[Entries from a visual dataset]

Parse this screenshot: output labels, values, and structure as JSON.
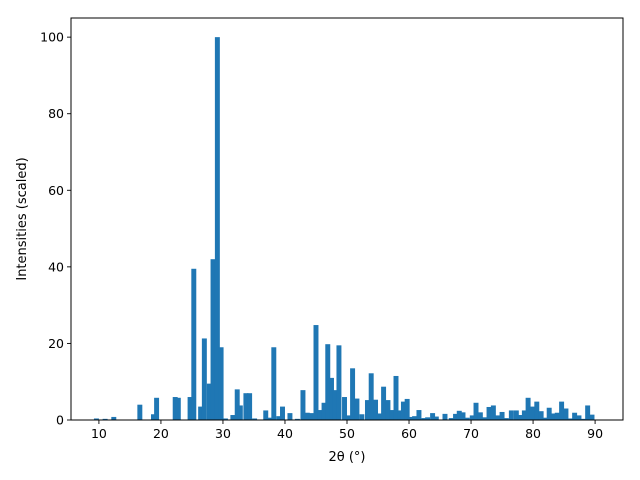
{
  "chart_data": {
    "type": "bar",
    "xlabel": "2θ (°)",
    "ylabel": "Intensities (scaled)",
    "xlim": [
      5.5,
      94.5
    ],
    "ylim": [
      0,
      105
    ],
    "xticks": [
      10,
      20,
      30,
      40,
      50,
      60,
      70,
      80,
      90
    ],
    "xtick_labels": [
      "10",
      "20",
      "30",
      "40",
      "50",
      "60",
      "70",
      "80",
      "90"
    ],
    "yticks": [
      0,
      20,
      40,
      60,
      80,
      100
    ],
    "ytick_labels": [
      "0",
      "20",
      "40",
      "60",
      "80",
      "100"
    ],
    "bar_width": 0.8,
    "bar_color": "#1f77b4",
    "grid": false,
    "series": [
      {
        "x": [
          9.6,
          11.0,
          12.4,
          16.6,
          18.8,
          19.3,
          22.3,
          22.8,
          24.7,
          25.3,
          26.4,
          27.0,
          27.8,
          28.4,
          29.1,
          29.7,
          30.4,
          31.6,
          32.3,
          32.8,
          33.7,
          34.3,
          35.1,
          36.9,
          37.6,
          38.2,
          39.0,
          39.6,
          40.8,
          42.0,
          42.9,
          43.6,
          44.2,
          45.0,
          45.6,
          46.3,
          46.9,
          47.5,
          48.1,
          48.7,
          49.6,
          50.4,
          50.9,
          51.6,
          52.4,
          53.3,
          53.9,
          54.6,
          55.2,
          55.9,
          56.6,
          57.3,
          57.9,
          58.5,
          59.1,
          59.7,
          60.2,
          60.9,
          61.6,
          62.4,
          63.0,
          63.8,
          64.4,
          65.8,
          66.8,
          67.5,
          68.1,
          68.7,
          69.4,
          70.2,
          70.8,
          71.5,
          72.2,
          72.9,
          73.6,
          74.3,
          75.0,
          75.7,
          76.5,
          77.3,
          77.9,
          78.6,
          79.2,
          79.9,
          80.6,
          81.3,
          81.9,
          82.6,
          83.3,
          83.9,
          84.6,
          85.3,
          86.0,
          86.7,
          87.4,
          88.1,
          88.8,
          89.5
        ],
        "values": [
          0.4,
          0.3,
          0.8,
          4.0,
          1.5,
          5.8,
          6.0,
          5.8,
          6.0,
          39.5,
          3.5,
          21.3,
          9.5,
          42.0,
          100.0,
          19.0,
          0.4,
          1.3,
          8.0,
          3.8,
          7.0,
          7.0,
          0.4,
          2.5,
          0.6,
          19.0,
          1.0,
          3.5,
          1.8,
          0.3,
          7.8,
          1.9,
          1.8,
          24.8,
          2.6,
          4.5,
          19.8,
          11.0,
          7.8,
          19.5,
          6.0,
          1.2,
          13.5,
          5.6,
          1.5,
          5.2,
          12.2,
          5.3,
          1.7,
          8.7,
          5.2,
          2.6,
          11.5,
          2.5,
          4.8,
          5.5,
          0.8,
          1.0,
          2.6,
          0.5,
          0.7,
          1.8,
          0.9,
          1.6,
          0.5,
          1.6,
          2.4,
          2.0,
          0.6,
          1.2,
          4.5,
          2.0,
          0.7,
          3.4,
          3.8,
          1.2,
          2.1,
          0.5,
          2.5,
          2.5,
          1.3,
          2.5,
          5.8,
          3.5,
          4.8,
          2.3,
          0.6,
          3.2,
          1.7,
          1.9,
          4.8,
          3.0,
          0.4,
          1.9,
          1.2,
          0.3,
          3.8,
          1.4
        ]
      }
    ]
  }
}
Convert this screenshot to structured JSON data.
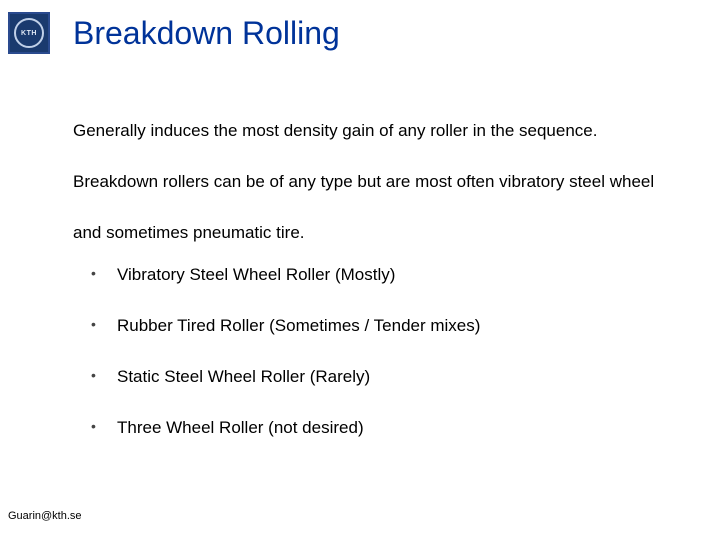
{
  "logo": {
    "text": "KTH"
  },
  "title": "Breakdown Rolling",
  "paragraph": "Generally induces the most density gain of any roller in the sequence. Breakdown rollers can be of any type but are most often vibratory steel wheel and sometimes pneumatic tire.",
  "bullets": [
    "Vibratory Steel Wheel Roller (Mostly)",
    "Rubber Tired Roller (Sometimes / Tender mixes)",
    "Static Steel Wheel Roller (Rarely)",
    "Three Wheel Roller (not desired)"
  ],
  "footer": "Guarin@kth.se"
}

PROMPT
Extract all the data above exactly, excluding every picture.

ANSWER
Parse this screenshot: output labels, values, and structure as JSON.
{
  "chart_data": {
    "type": "bar",
    "xlabel": "2θ (°)",
    "ylabel": "Intensities (scaled)",
    "xlim": [
      5.5,
      94.5
    ],
    "ylim": [
      0,
      105
    ],
    "xticks": [
      10,
      20,
      30,
      40,
      50,
      60,
      70,
      80,
      90
    ],
    "xtick_labels": [
      "10",
      "20",
      "30",
      "40",
      "50",
      "60",
      "70",
      "80",
      "90"
    ],
    "yticks": [
      0,
      20,
      40,
      60,
      80,
      100
    ],
    "ytick_labels": [
      "0",
      "20",
      "40",
      "60",
      "80",
      "100"
    ],
    "bar_width": 0.8,
    "bar_color": "#1f77b4",
    "grid": false,
    "series": [
      {
        "x": [
          9.6,
          11.0,
          12.4,
          16.6,
          18.8,
          19.3,
          22.3,
          22.8,
          24.7,
          25.3,
          26.4,
          27.0,
          27.8,
          28.4,
          29.1,
          29.7,
          30.4,
          31.6,
          32.3,
          32.8,
          33.7,
          34.3,
          35.1,
          36.9,
          37.6,
          38.2,
          39.0,
          39.6,
          40.8,
          42.0,
          42.9,
          43.6,
          44.2,
          45.0,
          45.6,
          46.3,
          46.9,
          47.5,
          48.1,
          48.7,
          49.6,
          50.4,
          50.9,
          51.6,
          52.4,
          53.3,
          53.9,
          54.6,
          55.2,
          55.9,
          56.6,
          57.3,
          57.9,
          58.5,
          59.1,
          59.7,
          60.2,
          60.9,
          61.6,
          62.4,
          63.0,
          63.8,
          64.4,
          65.8,
          66.8,
          67.5,
          68.1,
          68.7,
          69.4,
          70.2,
          70.8,
          71.5,
          72.2,
          72.9,
          73.6,
          74.3,
          75.0,
          75.7,
          76.5,
          77.3,
          77.9,
          78.6,
          79.2,
          79.9,
          80.6,
          81.3,
          81.9,
          82.6,
          83.3,
          83.9,
          84.6,
          85.3,
          86.0,
          86.7,
          87.4,
          88.1,
          88.8,
          89.5
        ],
        "values": [
          0.4,
          0.3,
          0.8,
          4.0,
          1.5,
          5.8,
          6.0,
          5.8,
          6.0,
          39.5,
          3.5,
          21.3,
          9.5,
          42.0,
          100.0,
          19.0,
          0.4,
          1.3,
          8.0,
          3.8,
          7.0,
          7.0,
          0.4,
          2.5,
          0.6,
          19.0,
          1.0,
          3.5,
          1.8,
          0.3,
          7.8,
          1.9,
          1.8,
          24.8,
          2.6,
          4.5,
          19.8,
          11.0,
          7.8,
          19.5,
          6.0,
          1.2,
          13.5,
          5.6,
          1.5,
          5.2,
          12.2,
          5.3,
          1.7,
          8.7,
          5.2,
          2.6,
          11.5,
          2.5,
          4.8,
          5.5,
          0.8,
          1.0,
          2.6,
          0.5,
          0.7,
          1.8,
          0.9,
          1.6,
          0.5,
          1.6,
          2.4,
          2.0,
          0.6,
          1.2,
          4.5,
          2.0,
          0.7,
          3.4,
          3.8,
          1.2,
          2.1,
          0.5,
          2.5,
          2.5,
          1.3,
          2.5,
          5.8,
          3.5,
          4.8,
          2.3,
          0.6,
          3.2,
          1.7,
          1.9,
          4.8,
          3.0,
          0.4,
          1.9,
          1.2,
          0.3,
          3.8,
          1.4
        ]
      }
    ]
  }
}
Convert this screenshot to structured JSON data.
{
  "logo": {
    "text": "KTH"
  },
  "title": "Breakdown Rolling",
  "paragraph": "Generally induces the most density gain of any roller in the sequence. Breakdown rollers can be of any type but are most often vibratory steel wheel and sometimes pneumatic tire.",
  "bullets": [
    "Vibratory Steel Wheel Roller (Mostly)",
    "Rubber Tired Roller (Sometimes / Tender mixes)",
    "Static Steel Wheel Roller (Rarely)",
    "Three Wheel Roller (not desired)"
  ],
  "footer": "Guarin@kth.se"
}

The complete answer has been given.